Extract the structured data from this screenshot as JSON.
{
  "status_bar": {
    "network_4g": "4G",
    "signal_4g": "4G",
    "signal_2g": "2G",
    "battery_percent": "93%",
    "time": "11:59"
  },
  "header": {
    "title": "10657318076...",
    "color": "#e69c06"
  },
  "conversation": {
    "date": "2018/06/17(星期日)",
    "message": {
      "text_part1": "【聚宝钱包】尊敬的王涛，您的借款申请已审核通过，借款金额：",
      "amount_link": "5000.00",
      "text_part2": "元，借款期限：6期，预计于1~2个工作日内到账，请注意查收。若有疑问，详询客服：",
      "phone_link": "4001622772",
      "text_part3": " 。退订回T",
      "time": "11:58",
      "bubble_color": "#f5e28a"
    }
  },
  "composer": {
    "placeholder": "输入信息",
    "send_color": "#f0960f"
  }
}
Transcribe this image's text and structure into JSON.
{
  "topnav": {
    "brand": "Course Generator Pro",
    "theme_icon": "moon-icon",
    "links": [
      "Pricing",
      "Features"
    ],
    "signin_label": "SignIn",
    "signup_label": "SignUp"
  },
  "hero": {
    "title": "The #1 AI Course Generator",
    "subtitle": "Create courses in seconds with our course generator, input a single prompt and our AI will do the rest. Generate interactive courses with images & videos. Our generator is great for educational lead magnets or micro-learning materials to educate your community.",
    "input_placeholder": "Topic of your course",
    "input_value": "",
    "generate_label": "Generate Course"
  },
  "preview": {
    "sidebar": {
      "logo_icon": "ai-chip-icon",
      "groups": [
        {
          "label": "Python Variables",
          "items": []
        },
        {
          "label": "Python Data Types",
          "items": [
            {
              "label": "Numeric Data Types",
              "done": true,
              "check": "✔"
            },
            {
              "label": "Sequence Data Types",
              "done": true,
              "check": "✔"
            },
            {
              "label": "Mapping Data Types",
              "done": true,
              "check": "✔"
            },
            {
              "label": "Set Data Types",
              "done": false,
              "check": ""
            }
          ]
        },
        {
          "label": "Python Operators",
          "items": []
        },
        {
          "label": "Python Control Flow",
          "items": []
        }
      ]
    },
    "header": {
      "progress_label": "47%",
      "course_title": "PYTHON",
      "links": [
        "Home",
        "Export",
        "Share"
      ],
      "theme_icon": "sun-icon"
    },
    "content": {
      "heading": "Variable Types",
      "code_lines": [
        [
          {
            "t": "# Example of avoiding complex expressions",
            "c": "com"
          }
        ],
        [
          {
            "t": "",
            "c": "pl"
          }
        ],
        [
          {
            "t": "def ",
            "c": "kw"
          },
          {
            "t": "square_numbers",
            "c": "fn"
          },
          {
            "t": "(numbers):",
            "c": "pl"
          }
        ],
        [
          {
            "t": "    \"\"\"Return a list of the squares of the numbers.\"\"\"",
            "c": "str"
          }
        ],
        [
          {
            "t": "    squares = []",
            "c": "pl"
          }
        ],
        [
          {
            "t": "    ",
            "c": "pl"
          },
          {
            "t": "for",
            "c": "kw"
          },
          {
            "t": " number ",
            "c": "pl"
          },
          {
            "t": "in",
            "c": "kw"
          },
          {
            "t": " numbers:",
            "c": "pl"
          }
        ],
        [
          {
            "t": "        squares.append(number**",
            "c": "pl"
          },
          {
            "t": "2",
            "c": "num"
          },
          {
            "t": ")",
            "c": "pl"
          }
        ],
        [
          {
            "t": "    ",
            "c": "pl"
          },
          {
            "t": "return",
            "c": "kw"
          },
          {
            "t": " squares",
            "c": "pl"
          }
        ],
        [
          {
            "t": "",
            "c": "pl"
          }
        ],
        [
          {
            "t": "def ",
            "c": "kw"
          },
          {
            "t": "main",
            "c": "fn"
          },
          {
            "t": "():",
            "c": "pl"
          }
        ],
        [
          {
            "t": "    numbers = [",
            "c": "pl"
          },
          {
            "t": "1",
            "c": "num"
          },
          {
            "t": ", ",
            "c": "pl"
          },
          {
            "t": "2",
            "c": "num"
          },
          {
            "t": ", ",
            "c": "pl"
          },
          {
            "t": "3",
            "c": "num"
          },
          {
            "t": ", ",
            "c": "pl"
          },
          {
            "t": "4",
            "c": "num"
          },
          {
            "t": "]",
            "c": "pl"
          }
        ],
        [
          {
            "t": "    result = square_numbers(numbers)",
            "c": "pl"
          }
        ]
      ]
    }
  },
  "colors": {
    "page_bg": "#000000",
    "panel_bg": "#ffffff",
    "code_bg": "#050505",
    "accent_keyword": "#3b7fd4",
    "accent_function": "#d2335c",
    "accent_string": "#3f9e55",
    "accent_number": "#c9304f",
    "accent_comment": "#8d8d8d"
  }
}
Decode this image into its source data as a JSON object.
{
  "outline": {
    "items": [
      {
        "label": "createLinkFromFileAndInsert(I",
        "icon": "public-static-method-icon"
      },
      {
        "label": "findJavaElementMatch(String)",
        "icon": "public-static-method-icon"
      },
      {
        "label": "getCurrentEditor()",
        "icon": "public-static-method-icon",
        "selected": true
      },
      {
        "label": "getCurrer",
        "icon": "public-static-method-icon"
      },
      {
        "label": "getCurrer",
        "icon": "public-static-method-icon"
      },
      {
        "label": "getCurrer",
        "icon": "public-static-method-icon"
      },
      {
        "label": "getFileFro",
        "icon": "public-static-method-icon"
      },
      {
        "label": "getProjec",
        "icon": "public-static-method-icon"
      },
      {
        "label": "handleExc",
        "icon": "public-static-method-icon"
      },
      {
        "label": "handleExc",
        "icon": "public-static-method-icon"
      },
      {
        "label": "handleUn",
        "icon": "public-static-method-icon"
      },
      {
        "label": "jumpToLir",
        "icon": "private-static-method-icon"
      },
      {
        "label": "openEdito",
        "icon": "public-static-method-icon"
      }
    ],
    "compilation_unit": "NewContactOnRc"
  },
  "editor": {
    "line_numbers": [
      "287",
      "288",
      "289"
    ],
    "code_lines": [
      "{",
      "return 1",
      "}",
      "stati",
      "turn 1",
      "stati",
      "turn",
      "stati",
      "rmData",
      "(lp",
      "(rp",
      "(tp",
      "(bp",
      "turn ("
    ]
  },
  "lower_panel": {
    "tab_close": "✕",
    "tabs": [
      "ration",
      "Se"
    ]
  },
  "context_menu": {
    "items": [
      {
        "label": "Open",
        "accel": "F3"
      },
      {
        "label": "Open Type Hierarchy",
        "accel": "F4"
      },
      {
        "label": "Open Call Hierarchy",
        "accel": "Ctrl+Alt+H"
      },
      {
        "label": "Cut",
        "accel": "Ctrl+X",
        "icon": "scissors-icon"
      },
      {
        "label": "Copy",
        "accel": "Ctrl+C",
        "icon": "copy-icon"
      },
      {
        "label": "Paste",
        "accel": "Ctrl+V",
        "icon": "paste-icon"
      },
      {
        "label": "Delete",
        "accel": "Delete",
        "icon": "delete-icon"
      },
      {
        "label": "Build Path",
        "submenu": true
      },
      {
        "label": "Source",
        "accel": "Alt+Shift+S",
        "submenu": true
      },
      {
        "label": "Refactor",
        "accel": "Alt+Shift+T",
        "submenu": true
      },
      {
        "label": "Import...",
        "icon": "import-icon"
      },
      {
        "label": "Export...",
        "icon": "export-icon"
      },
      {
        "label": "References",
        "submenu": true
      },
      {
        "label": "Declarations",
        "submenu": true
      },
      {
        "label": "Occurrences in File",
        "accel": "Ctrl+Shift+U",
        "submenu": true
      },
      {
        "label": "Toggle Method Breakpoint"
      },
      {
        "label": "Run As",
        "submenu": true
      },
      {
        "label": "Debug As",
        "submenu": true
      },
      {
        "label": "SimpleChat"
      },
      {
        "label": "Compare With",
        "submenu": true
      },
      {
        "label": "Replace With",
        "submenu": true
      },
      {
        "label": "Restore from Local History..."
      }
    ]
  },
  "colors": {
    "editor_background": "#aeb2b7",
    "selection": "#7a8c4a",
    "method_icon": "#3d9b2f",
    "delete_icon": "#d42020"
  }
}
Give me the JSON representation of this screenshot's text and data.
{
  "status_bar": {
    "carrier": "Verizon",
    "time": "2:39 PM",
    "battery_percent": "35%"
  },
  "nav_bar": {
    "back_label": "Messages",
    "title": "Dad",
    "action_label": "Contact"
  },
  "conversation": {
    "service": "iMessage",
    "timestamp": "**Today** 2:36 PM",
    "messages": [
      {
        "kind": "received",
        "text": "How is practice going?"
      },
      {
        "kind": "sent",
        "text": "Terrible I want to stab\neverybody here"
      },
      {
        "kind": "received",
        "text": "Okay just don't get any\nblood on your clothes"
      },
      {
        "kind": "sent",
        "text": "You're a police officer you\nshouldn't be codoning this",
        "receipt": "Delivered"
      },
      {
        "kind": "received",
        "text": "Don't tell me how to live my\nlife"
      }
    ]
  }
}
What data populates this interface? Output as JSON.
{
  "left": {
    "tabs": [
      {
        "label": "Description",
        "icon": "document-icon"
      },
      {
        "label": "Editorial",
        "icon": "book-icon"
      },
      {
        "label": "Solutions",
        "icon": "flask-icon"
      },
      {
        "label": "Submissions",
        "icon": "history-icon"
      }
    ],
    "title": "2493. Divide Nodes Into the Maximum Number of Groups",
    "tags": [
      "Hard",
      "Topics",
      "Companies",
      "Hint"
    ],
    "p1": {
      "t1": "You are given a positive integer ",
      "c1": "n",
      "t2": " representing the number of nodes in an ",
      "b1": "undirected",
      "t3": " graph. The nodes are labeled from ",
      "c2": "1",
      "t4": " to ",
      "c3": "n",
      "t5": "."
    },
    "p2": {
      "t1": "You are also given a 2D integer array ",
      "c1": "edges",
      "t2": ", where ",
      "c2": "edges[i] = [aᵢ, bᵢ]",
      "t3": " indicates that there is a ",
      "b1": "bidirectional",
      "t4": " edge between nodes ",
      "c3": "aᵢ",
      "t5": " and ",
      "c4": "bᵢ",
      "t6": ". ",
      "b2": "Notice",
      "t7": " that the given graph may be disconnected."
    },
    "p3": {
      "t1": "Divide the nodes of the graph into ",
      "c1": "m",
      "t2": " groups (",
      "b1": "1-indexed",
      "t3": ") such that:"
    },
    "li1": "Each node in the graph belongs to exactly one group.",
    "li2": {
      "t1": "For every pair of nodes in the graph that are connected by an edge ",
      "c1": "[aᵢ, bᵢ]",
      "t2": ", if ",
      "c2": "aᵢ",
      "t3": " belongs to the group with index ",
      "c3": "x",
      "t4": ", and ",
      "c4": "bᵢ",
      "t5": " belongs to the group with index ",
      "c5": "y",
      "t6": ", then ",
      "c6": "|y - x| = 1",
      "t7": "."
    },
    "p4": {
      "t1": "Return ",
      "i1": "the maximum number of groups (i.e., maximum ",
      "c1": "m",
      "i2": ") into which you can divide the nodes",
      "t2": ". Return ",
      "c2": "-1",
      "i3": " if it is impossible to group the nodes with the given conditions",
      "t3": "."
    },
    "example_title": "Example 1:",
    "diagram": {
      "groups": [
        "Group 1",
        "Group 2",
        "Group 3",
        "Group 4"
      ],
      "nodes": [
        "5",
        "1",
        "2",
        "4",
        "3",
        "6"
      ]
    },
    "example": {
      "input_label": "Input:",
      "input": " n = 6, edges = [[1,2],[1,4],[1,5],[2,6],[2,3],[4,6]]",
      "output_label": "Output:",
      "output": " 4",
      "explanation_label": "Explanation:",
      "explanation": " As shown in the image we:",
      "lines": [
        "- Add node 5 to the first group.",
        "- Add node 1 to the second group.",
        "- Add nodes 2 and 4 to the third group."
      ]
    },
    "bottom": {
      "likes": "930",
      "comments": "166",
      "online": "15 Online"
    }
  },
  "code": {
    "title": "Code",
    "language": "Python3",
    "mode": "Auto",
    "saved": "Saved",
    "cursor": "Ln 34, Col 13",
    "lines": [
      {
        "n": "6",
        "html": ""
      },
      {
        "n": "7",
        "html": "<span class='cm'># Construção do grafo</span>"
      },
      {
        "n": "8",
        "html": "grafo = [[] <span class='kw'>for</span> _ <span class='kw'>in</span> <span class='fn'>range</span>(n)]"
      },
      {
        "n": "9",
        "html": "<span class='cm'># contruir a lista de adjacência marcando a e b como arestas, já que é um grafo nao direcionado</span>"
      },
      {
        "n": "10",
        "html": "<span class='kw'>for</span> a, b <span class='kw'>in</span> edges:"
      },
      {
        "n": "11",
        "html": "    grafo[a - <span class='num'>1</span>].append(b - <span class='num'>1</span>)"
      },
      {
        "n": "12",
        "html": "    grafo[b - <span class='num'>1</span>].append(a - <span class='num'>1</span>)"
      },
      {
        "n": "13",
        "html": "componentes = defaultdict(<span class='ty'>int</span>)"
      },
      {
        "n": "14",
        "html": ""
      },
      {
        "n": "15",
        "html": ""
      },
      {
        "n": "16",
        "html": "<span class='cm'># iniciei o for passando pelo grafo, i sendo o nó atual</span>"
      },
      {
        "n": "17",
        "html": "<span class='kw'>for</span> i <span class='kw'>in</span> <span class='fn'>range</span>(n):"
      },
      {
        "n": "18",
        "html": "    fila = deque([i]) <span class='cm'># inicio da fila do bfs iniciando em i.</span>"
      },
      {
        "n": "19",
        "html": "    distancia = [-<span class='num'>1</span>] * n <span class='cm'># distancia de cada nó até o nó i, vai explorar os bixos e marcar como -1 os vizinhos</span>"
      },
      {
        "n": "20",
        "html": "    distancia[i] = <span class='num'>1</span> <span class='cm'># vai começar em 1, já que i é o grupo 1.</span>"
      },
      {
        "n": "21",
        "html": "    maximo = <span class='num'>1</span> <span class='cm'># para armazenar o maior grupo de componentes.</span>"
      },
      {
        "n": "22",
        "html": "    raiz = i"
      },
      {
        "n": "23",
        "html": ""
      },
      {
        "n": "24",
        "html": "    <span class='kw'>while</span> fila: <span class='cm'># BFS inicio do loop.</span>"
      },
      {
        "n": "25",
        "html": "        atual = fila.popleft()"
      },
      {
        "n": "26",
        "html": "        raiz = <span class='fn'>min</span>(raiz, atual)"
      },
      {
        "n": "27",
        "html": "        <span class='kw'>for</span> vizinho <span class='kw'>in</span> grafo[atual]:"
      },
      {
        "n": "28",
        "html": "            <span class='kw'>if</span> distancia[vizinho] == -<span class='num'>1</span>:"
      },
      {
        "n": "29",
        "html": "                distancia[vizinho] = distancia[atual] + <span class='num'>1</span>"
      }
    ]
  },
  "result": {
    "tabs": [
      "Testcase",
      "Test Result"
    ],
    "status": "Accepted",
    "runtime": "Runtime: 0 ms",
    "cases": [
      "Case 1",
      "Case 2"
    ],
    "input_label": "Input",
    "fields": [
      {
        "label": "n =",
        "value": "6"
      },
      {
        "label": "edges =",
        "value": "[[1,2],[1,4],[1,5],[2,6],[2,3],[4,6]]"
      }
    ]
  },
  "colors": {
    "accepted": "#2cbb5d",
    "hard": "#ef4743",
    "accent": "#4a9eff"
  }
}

» **What is asked**
Copy down every line of the entries containing the word "belongs".

» **Task result**
    "li1": "Each node in the graph belongs to exactly one group.",
      "t3": " belongs to the group with index ",
      "t5": " belongs to the group with index ",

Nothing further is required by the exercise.